* PASSAGE FOR REVIEW
"""

Then there was the trial of another CDK4/6 inhibitor called dalpiciclib. This is a Chinese CDK4/6 inhibitor. We have seen this now with several tumour types. In lung cancer we have several EGFR TKIs and a couple of checkpoint inhibitors developed from China; similarly now we have a CDK4/6 inhibitor developed from China. I think this is a very encouraging development that China is producing these molecules locally because we all expect these molecules to cost substantially less than what their counterpart molecules cost in the developed world. These molecules coming out of China could be the answer to access to newer medications for patients in the lesser developed regions of the world so I’m always encouraged to see these trials. So this was the trial, the DAWNA trial, of dalpiciclib plus fulvestrant in pre/peri menopausal patients and not surprising results – a substantial improvement in median PFS with a hazard ratio of 0.42. 

Then there were the overall survival results from the TROPiCS-02 trial of antibody-drug conjugate sacituzumab in the ER positive/HER2 negative patients in almost last line of therapy. The improvement in PFS was not impressive, it was just 1.5 months improvement from 4 to 5.5 months but the improvement in overall survival remains significant statistically with a difference of 3.2 in the overall survival and a hazard ratio of 0.79. There will be some questions about the place for this drug after the results of the DESTINY-04, specifically for the HER2 low population, but it’s good to see positive overall survival results in breast cancer because this is a field where the field has [inaudible] rapidly changes based on PFS results alone and sometimes those results have been quite disappointing. So it was good to see some difference in overall survival here.

"""

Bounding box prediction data
"""

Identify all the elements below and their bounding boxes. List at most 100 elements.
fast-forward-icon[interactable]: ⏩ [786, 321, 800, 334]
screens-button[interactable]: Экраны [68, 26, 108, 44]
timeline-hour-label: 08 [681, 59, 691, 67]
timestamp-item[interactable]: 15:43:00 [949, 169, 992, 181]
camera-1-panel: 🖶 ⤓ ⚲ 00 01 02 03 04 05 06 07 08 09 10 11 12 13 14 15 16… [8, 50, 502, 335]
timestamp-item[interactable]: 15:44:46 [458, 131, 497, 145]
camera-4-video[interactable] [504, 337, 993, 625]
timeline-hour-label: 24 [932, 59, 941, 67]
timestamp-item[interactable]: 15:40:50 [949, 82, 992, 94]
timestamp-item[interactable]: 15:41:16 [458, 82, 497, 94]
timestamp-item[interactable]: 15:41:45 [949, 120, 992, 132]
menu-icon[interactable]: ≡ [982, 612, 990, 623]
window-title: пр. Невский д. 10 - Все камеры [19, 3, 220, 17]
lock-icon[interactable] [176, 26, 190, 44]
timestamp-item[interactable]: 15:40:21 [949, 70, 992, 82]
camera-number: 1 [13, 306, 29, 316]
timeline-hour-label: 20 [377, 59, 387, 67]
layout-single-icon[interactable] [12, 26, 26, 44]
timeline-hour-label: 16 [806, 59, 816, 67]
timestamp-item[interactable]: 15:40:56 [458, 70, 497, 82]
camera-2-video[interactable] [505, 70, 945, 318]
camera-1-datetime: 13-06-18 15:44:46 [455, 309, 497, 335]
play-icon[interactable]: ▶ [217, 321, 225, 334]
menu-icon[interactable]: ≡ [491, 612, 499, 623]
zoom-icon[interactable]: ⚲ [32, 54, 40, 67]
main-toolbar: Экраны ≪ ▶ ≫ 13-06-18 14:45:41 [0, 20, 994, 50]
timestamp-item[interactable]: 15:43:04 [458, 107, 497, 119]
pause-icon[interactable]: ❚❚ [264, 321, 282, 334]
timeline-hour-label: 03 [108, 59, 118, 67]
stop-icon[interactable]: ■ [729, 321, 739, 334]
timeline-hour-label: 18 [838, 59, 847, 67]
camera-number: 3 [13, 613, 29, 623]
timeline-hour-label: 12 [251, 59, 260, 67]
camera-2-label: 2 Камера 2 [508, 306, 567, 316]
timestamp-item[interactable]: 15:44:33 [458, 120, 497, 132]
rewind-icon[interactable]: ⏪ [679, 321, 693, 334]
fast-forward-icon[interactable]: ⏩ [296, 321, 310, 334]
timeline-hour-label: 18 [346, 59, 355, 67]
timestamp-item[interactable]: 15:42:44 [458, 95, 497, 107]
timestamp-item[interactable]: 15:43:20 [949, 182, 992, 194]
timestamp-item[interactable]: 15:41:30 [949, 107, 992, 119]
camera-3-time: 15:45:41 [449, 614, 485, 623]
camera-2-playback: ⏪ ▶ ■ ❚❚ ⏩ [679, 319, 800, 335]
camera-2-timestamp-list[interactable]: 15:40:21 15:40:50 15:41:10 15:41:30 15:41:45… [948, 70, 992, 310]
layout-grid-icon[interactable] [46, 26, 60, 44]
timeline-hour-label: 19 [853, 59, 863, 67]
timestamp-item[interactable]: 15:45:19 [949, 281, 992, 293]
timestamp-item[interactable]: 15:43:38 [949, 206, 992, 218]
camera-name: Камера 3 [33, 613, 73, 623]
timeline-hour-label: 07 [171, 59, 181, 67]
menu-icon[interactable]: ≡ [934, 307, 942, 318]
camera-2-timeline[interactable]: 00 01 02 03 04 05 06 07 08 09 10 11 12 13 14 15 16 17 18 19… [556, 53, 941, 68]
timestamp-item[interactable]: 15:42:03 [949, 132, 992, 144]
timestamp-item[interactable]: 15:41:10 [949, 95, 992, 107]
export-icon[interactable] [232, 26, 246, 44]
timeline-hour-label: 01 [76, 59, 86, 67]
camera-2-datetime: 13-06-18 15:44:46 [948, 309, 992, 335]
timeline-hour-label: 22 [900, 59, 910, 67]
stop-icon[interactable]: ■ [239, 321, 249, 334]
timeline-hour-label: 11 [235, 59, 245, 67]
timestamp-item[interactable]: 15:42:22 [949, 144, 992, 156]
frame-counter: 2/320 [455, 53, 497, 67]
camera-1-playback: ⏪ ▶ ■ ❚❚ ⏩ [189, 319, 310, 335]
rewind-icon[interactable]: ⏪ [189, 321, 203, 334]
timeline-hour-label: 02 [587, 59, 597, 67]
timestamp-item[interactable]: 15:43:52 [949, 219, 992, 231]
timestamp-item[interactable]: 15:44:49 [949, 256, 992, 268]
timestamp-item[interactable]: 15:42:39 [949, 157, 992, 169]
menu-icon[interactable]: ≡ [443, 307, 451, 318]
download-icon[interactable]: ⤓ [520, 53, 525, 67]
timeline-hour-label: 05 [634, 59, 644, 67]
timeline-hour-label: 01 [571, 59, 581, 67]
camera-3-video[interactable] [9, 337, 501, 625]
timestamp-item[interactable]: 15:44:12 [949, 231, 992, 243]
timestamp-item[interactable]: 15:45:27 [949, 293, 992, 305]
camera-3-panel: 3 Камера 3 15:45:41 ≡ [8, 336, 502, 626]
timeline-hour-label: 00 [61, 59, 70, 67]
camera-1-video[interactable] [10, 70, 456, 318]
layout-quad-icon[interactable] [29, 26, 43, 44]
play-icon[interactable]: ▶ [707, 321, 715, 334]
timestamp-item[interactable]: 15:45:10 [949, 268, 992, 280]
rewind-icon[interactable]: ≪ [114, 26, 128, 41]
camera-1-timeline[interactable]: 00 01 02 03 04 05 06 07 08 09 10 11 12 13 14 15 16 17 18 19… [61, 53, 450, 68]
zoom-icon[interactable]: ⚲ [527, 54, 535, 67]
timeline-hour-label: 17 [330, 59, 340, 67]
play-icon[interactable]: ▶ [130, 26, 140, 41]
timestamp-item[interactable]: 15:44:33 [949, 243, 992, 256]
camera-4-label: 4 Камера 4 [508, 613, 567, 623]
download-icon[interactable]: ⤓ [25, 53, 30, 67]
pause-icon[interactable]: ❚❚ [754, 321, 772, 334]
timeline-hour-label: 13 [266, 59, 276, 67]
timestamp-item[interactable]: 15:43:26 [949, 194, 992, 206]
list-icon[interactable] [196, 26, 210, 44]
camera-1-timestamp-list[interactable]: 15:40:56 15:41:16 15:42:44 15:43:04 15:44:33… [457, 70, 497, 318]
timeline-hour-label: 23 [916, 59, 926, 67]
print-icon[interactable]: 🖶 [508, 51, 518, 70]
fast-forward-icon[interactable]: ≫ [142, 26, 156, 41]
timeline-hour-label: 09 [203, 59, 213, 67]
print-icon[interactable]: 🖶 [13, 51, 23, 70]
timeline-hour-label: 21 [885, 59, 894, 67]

"""

* LIST OF TASKS
1. Answer these from the passage on breast cancer trials:
(a) What hazard ratio was reported in the DAWNA trial of dalpiciclib plus fulvestrant?
(b) In the TROPiCS-02 trial, median PFS improved from how many months to how many?
(c) What hazard ratio was given for overall survival in TROPiCS-02?
2. From the passage on breast cancer trials, write out the part starting at "Then there were" and ending at "overall survival here.".
3. Write what comes next in the passage on breast cancer trial results, picking up after its final sentence.

* ANSWERS PER TASK
1.
(a) 0.42
(b) From 4 months to 5.5 months
(c) 0.79

2.
Then there were the overall survival results from the TROPiCS-02 trial of antibody-drug conjugate sacituzumab in the ER positive/HER2 negative patients in almost last line of therapy. The improvement in PFS was not impressive, it was just 1.5 months improvement from 4 to 5.5 months but the improvement in overall survival remains significant statistically with a difference of 3.2 in the overall survival and a hazard ratio of 0.79. There will be some questions about the place for this drug after the results of the DESTINY-04, specifically for the HER2 low population, but it’s good to see positive overall survival results in breast cancer because this is a field where the field has [inaudible] rapidly changes based on PFS results alone and sometimes those results have been quite disappointing. So it was good to see some difference in overall survival here.

3.
Then there were the results from the DATA trial and compared to if we combine the results from all similar trials, comparing the duration of hormonal therapy for patients with early hormone receptor positive breast cancer, the DATA trial results fit nicely into the results with other trials although there was a non-statistically significant difference in the DATA trial for six years versus three years of anastrozole after 2-3 years of Tamoxifen. As I always say, this will be an important shared decision making with the patient because the risk of relapse stays for quite a while, up to decades after the treatment of initial early breast cancer. So after the patient has been on a treatment for three years, whether or not to continue it for another three years, another six years, the total duration of treatment up until ten years, this will be an important shared decision making with the patient. For some patients they tolerate it very well and it’s like taking any other medications for chronic disease but for some patients it can be quite a burden in the quality of life so that has to be decided individually. But at least now we have data to say that and, in fact, we already had some of this data in the past to say that if you are tolerating it well and if you are at a high risk, if you have 5-6 node-positive cancer and you are tolerating this well, then probably you should just continue with this medication even beyond the initial five years.

A final note in breast cancer to the GIM trial, the Italian group trial, confirming that dose density is meaningful. Dose-dense chemotherapy improves disease free survival, overall survival. So this is just practice affirming, nothing is going to change, but this was also an important result to see.

That concludes my summary for the ovarian and the breast cancer trials. Thank you.